Reading passage:
+ + + +
# The 6mm is working out good sofar.



## Dang Dawg (Jan 14, 2013)

OMG what Have I done?
My buddy is having fits with his CZ 223. You know he is the one using "Cast" lead bullets. ??? Anyway. He had short bi-pods and could not hit a gopher at 100 yards. Now he got some 30" pods,so we ran north of town to shoot . Put the target at 100, and he almost could not keep it on paper. Brought it back to 50, better. LOTS of adjusting the scope and he is happy now. Put it back at 100 and he could hit about a clay pidgin sized pattern. In the mean time I ran my box out to 300 yards guessed. When I got back it ranged at 353 yards, good enough. I wanted to see if I could hit the box with the 6 and my crappy Bushnell using my 80 gr tts Barnes going 3500 fps and bi-pods. The wind was over my shoulder and about 10* off straight to the left. Sitting on my ass using the bi-pod I shot 3 times. My buddy said it looked like the first one was low so the other two I raised it a bit. Two targets.
We shot some more with his 223. I had set up a clay pidgin that I found ,on a rock out next to my target when I was out there. You know on a side note, you can't see one over 300 yards with out optics. I wanted to shoot at it before I went out to get my box. So I did. Now I only shot 4 times, all together. The clay disappeared when I pulled the trigger. WHAT ?
Walking out I thought wow that would be cool . I got there and was tickled silly.
The box was hit all three times I must have pulled one it was high but on the paper the other two..,
Here are the targets. Sorry for the condition I had the box full of rocks to keep the wind from blowing it off. They where gravel when I lifted it up. The back splash ripped the target But you can see what I saw. OMG.
D[/FONT]


----------



## youngdon (Mar 10, 2010)

Nice !


----------



## hassell (Feb 9, 2010)

Well done, thanks for the report.


----------



## dwtrees (Mar 5, 2012)

Nothing wrong with that shooting. Good one.


----------
+ + + +
Goal: From the forum thread about the 6mm rifle, reproduce word for word the passage between "Walking out I" and "I saw. OMG.", inclusive.

Element box listing:
+ + + +
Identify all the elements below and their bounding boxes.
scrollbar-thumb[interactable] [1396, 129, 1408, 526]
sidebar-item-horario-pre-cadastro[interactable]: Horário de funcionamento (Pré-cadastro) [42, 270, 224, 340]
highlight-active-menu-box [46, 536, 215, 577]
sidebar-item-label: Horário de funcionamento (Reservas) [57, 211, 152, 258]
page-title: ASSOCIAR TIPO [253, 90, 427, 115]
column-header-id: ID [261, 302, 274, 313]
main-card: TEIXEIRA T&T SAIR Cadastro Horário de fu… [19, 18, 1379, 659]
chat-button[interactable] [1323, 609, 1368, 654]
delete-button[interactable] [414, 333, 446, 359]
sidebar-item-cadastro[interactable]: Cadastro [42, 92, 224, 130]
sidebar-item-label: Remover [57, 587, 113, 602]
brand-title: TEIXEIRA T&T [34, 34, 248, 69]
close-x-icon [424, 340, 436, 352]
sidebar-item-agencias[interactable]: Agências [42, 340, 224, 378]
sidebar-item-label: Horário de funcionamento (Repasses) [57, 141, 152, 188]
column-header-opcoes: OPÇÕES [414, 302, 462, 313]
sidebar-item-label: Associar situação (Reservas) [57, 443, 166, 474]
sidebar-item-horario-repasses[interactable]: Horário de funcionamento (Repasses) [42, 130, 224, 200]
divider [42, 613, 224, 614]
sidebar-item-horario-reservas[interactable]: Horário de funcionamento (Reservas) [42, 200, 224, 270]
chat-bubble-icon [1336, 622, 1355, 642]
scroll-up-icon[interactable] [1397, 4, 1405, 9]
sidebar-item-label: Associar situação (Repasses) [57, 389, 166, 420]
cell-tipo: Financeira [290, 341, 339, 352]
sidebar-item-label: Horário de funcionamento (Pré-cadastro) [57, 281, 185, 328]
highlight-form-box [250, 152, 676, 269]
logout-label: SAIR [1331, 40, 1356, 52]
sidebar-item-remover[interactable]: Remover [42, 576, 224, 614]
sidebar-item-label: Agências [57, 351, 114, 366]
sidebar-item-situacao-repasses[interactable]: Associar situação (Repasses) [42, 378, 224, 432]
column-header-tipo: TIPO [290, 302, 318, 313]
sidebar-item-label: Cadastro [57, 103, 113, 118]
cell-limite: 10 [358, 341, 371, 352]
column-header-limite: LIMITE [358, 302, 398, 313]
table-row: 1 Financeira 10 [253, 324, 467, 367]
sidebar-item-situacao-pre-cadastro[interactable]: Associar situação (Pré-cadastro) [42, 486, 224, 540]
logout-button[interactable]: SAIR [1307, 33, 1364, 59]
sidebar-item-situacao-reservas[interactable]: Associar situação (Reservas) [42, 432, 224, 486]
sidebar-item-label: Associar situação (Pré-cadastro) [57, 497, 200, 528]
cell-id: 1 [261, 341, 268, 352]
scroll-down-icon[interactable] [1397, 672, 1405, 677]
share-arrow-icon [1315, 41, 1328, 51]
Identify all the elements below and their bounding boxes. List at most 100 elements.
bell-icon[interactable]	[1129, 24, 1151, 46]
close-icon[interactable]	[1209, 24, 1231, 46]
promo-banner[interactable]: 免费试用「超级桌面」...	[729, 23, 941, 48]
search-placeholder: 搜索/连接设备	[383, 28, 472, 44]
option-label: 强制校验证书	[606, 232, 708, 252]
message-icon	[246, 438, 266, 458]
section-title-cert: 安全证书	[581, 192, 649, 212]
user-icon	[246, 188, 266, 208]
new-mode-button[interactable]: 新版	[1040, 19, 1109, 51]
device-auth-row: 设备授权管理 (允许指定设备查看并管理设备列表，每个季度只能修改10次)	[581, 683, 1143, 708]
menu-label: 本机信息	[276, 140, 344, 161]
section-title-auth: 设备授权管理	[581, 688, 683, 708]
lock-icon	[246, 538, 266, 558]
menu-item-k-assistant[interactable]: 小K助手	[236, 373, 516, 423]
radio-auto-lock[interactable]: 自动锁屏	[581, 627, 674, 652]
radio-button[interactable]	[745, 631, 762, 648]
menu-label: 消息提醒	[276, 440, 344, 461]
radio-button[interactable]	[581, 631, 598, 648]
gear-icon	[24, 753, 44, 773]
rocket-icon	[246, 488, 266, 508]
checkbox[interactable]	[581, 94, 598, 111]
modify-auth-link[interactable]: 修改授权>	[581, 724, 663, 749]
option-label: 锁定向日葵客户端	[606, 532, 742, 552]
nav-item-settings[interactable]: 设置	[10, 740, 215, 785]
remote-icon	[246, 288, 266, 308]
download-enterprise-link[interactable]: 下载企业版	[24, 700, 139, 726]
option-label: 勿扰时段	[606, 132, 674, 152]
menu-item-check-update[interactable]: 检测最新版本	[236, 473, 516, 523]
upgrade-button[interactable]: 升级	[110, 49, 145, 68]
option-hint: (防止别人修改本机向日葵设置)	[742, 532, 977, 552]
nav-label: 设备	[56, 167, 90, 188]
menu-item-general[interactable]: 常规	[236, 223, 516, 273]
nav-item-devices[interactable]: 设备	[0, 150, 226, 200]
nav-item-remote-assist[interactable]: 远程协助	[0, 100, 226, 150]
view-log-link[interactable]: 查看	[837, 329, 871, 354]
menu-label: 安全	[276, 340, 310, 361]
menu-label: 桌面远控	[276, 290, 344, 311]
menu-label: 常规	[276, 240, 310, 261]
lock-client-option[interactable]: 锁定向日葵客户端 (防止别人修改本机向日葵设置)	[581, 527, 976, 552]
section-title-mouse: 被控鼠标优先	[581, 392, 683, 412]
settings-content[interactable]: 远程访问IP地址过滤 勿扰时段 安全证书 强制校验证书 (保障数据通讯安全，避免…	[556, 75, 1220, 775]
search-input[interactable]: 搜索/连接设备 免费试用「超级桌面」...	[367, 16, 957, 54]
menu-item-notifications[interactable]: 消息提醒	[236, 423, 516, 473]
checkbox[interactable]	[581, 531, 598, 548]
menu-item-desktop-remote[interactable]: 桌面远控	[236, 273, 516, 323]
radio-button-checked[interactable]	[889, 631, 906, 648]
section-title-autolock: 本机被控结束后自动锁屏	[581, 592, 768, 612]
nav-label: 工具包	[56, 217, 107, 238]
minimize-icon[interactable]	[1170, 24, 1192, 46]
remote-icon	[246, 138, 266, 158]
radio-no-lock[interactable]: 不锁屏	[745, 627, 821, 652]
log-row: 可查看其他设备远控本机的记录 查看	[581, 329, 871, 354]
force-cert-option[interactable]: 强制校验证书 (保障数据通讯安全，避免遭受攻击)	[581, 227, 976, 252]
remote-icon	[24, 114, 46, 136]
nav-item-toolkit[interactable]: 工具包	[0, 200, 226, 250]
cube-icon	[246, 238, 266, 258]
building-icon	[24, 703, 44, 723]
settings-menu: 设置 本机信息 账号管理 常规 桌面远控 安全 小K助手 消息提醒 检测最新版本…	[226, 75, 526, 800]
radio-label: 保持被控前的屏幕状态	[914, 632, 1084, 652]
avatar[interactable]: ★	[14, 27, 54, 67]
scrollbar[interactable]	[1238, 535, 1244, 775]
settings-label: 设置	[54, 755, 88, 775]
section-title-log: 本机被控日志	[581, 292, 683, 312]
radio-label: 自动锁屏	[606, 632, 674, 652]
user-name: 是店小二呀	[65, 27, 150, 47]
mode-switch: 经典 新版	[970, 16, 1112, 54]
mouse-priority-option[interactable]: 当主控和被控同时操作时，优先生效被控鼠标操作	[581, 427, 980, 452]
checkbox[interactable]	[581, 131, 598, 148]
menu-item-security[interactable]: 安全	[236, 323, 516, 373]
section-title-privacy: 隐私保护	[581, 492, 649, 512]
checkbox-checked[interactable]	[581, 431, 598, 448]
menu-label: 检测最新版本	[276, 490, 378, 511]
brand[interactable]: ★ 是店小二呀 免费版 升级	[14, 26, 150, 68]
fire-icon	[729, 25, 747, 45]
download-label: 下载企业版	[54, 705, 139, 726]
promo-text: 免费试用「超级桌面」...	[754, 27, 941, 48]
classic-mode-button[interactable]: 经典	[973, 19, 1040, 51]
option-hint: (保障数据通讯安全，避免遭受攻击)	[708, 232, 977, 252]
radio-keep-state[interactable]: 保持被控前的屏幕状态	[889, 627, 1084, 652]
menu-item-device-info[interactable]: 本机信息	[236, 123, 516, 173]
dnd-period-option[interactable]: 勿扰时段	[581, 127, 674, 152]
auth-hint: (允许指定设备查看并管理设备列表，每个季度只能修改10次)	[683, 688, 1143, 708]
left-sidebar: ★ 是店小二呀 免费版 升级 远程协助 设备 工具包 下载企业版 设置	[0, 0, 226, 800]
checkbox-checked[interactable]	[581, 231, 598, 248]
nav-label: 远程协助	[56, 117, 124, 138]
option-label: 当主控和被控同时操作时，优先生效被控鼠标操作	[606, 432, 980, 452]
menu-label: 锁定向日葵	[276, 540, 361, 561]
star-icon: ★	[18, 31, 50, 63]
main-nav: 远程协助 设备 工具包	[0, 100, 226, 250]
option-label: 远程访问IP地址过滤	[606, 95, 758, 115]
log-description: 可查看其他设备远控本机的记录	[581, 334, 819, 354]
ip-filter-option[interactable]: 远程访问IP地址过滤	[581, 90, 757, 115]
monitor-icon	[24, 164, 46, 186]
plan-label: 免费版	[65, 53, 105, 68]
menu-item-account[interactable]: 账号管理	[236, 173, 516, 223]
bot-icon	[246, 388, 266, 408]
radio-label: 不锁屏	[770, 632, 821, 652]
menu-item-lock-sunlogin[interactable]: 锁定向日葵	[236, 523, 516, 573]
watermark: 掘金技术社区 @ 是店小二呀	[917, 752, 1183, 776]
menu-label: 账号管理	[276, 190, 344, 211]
+ + + +
The result:
Walking out I thought wow that would be cool . I got there and was tickled silly.
The box was hit all three times I must have pulled one it was high but on the paper the other two..,
Here are the targets. Sorry for the condition I had the box full of rocks to keep the wind from blowing it off. They where gravel when I lifted it up. The back splash ripped the target But you can see what I saw. OMG.